Show each line from the listing that includes the word "title".
>> begin Excerpted records
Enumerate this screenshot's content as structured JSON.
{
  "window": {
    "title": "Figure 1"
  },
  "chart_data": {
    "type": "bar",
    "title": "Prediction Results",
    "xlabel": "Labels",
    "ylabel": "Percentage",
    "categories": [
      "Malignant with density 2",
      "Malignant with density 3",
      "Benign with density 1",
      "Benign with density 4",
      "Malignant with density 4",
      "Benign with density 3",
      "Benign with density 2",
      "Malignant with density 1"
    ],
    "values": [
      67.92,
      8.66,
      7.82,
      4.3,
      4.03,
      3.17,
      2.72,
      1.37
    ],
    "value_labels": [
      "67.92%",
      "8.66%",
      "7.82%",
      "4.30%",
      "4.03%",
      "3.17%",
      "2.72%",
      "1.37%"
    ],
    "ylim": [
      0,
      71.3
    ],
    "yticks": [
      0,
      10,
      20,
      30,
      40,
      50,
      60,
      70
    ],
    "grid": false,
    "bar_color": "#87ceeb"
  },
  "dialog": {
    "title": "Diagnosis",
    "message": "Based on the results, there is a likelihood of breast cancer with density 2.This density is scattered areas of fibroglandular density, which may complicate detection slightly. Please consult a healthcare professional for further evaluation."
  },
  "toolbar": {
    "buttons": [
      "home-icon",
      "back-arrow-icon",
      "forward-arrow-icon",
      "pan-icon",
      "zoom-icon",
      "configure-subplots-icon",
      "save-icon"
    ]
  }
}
>> end Excerpted records
■ Response ■
    "title": "Figure 1"
    "title": "Prediction Results",
    "title": "Diagnosis",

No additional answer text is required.